## Your goal
Skip every image and restate the data word for word.

◆ ◆ ◆ ◆

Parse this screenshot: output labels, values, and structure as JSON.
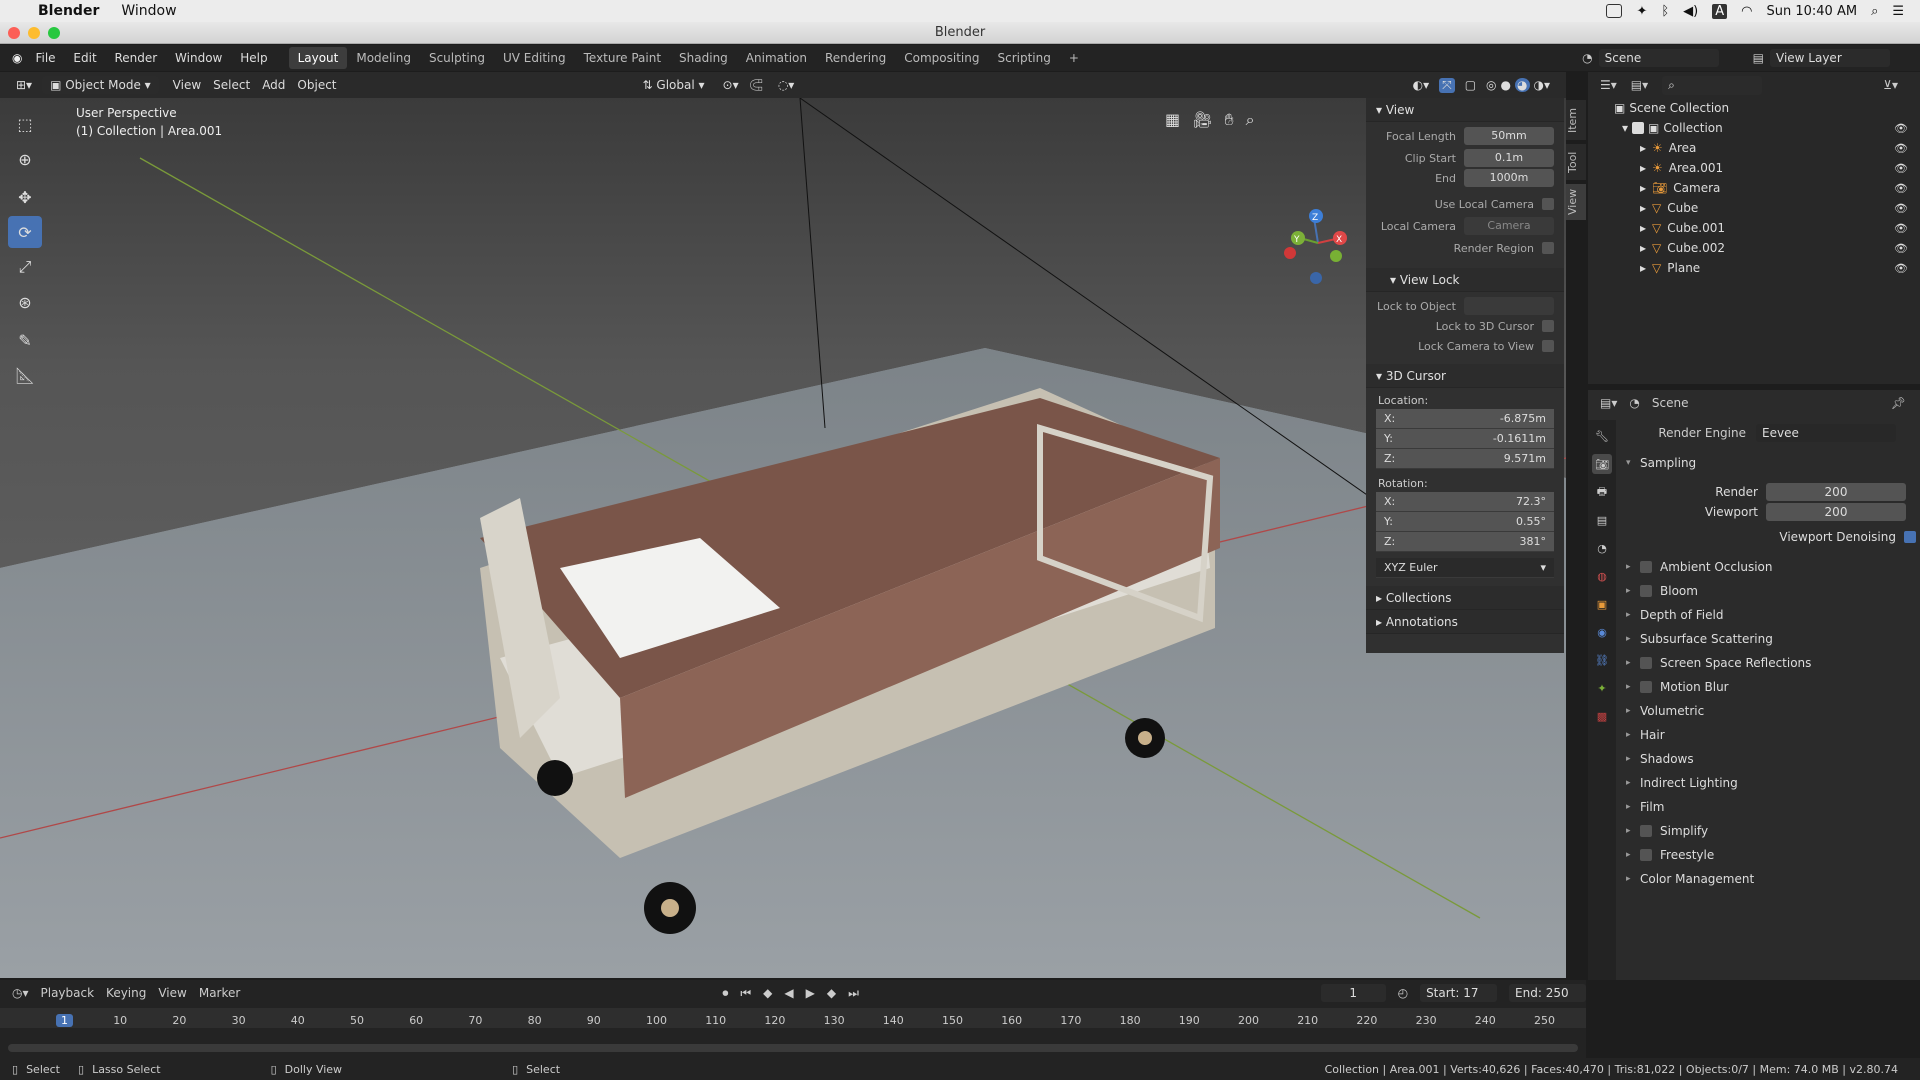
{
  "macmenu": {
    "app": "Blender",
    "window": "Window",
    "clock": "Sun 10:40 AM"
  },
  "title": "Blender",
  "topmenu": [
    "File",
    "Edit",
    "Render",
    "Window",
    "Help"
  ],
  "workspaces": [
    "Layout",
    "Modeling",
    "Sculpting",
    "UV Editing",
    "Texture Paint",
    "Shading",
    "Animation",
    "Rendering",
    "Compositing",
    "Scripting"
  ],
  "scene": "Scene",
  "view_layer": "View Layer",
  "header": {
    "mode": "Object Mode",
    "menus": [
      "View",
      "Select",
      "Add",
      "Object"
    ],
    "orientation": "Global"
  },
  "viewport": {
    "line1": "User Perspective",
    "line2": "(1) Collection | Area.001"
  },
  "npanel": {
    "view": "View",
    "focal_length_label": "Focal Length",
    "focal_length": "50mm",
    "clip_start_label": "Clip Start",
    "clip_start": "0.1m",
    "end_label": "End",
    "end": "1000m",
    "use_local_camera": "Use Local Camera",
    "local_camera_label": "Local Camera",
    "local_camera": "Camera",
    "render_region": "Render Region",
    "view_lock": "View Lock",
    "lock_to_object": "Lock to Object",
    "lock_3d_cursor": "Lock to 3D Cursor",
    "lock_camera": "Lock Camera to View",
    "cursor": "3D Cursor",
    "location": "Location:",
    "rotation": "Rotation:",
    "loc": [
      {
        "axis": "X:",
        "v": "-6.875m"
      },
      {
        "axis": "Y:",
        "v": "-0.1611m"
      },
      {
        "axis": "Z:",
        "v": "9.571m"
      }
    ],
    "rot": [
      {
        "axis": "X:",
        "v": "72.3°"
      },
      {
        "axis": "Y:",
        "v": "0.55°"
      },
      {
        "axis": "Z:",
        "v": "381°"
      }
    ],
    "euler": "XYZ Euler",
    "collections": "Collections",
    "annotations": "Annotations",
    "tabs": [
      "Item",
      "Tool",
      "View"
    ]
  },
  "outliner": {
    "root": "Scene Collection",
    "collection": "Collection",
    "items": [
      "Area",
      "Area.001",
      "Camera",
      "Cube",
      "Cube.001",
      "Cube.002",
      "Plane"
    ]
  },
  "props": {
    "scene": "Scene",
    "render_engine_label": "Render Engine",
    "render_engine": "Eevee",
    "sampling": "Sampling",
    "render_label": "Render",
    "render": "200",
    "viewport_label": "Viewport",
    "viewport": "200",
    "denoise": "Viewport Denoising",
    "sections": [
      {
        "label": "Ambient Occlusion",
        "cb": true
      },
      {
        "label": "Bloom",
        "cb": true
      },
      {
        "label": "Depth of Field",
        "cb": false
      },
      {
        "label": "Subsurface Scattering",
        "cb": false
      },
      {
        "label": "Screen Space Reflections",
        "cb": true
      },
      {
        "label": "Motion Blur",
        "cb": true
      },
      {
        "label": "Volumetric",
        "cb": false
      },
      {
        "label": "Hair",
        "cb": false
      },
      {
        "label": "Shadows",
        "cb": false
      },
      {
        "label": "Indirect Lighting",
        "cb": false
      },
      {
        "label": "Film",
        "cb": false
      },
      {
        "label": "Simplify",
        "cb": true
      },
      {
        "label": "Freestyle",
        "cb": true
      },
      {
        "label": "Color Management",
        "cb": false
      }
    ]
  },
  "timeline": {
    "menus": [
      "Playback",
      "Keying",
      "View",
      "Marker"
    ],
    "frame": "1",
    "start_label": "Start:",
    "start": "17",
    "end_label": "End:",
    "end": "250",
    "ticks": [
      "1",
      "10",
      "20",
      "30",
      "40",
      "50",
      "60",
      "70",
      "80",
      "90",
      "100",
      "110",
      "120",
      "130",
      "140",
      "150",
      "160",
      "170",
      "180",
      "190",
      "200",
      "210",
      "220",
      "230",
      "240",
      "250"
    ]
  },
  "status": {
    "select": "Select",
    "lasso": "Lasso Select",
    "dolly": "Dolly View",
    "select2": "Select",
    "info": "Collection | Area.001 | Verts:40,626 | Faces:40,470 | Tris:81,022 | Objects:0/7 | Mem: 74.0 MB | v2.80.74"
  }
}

◆ ◆ ◆ ◆

## Task output
Parse this screenshot: output labels, values, and structure as JSON.
{
  "macmenu": {
    "app": "Blender",
    "window": "Window",
    "clock": "Sun 10:40 AM"
  },
  "title": "Blender",
  "topmenu": [
    "File",
    "Edit",
    "Render",
    "Window",
    "Help"
  ],
  "workspaces": [
    "Layout",
    "Modeling",
    "Sculpting",
    "UV Editing",
    "Texture Paint",
    "Shading",
    "Animation",
    "Rendering",
    "Compositing",
    "Scripting"
  ],
  "scene": "Scene",
  "view_layer": "View Layer",
  "header": {
    "mode": "Object Mode",
    "menus": [
      "View",
      "Select",
      "Add",
      "Object"
    ],
    "orientation": "Global"
  },
  "viewport": {
    "line1": "User Perspective",
    "line2": "(1) Collection | Area.001"
  },
  "npanel": {
    "view": "View",
    "focal_length_label": "Focal Length",
    "focal_length": "50mm",
    "clip_start_label": "Clip Start",
    "clip_start": "0.1m",
    "end_label": "End",
    "end": "1000m",
    "use_local_camera": "Use Local Camera",
    "local_camera_label": "Local Camera",
    "local_camera": "Camera",
    "render_region": "Render Region",
    "view_lock": "View Lock",
    "lock_to_object": "Lock to Object",
    "lock_3d_cursor": "Lock to 3D Cursor",
    "lock_camera": "Lock Camera to View",
    "cursor": "3D Cursor",
    "location": "Location:",
    "rotation": "Rotation:",
    "loc": [
      {
        "axis": "X:",
        "v": "-6.875m"
      },
      {
        "axis": "Y:",
        "v": "-0.1611m"
      },
      {
        "axis": "Z:",
        "v": "9.571m"
      }
    ],
    "rot": [
      {
        "axis": "X:",
        "v": "72.3°"
      },
      {
        "axis": "Y:",
        "v": "0.55°"
      },
      {
        "axis": "Z:",
        "v": "381°"
      }
    ],
    "euler": "XYZ Euler",
    "collections": "Collections",
    "annotations": "Annotations",
    "tabs": [
      "Item",
      "Tool",
      "View"
    ]
  },
  "outliner": {
    "root": "Scene Collection",
    "collection": "Collection",
    "items": [
      "Area",
      "Area.001",
      "Camera",
      "Cube",
      "Cube.001",
      "Cube.002",
      "Plane"
    ]
  },
  "props": {
    "scene": "Scene",
    "render_engine_label": "Render Engine",
    "render_engine": "Eevee",
    "sampling": "Sampling",
    "render_label": "Render",
    "render": "200",
    "viewport_label": "Viewport",
    "viewport": "200",
    "denoise": "Viewport Denoising",
    "sections": [
      {
        "label": "Ambient Occlusion",
        "cb": true
      },
      {
        "label": "Bloom",
        "cb": true
      },
      {
        "label": "Depth of Field",
        "cb": false
      },
      {
        "label": "Subsurface Scattering",
        "cb": false
      },
      {
        "label": "Screen Space Reflections",
        "cb": true
      },
      {
        "label": "Motion Blur",
        "cb": true
      },
      {
        "label": "Volumetric",
        "cb": false
      },
      {
        "label": "Hair",
        "cb": false
      },
      {
        "label": "Shadows",
        "cb": false
      },
      {
        "label": "Indirect Lighting",
        "cb": false
      },
      {
        "label": "Film",
        "cb": false
      },
      {
        "label": "Simplify",
        "cb": true
      },
      {
        "label": "Freestyle",
        "cb": true
      },
      {
        "label": "Color Management",
        "cb": false
      }
    ]
  },
  "timeline": {
    "menus": [
      "Playback",
      "Keying",
      "View",
      "Marker"
    ],
    "frame": "1",
    "start_label": "Start:",
    "start": "17",
    "end_label": "End:",
    "end": "250",
    "ticks": [
      "1",
      "10",
      "20",
      "30",
      "40",
      "50",
      "60",
      "70",
      "80",
      "90",
      "100",
      "110",
      "120",
      "130",
      "140",
      "150",
      "160",
      "170",
      "180",
      "190",
      "200",
      "210",
      "220",
      "230",
      "240",
      "250"
    ]
  },
  "status": {
    "select": "Select",
    "lasso": "Lasso Select",
    "dolly": "Dolly View",
    "select2": "Select",
    "info": "Collection | Area.001 | Verts:40,626 | Faces:40,470 | Tris:81,022 | Objects:0/7 | Mem: 74.0 MB | v2.80.74"
  }
}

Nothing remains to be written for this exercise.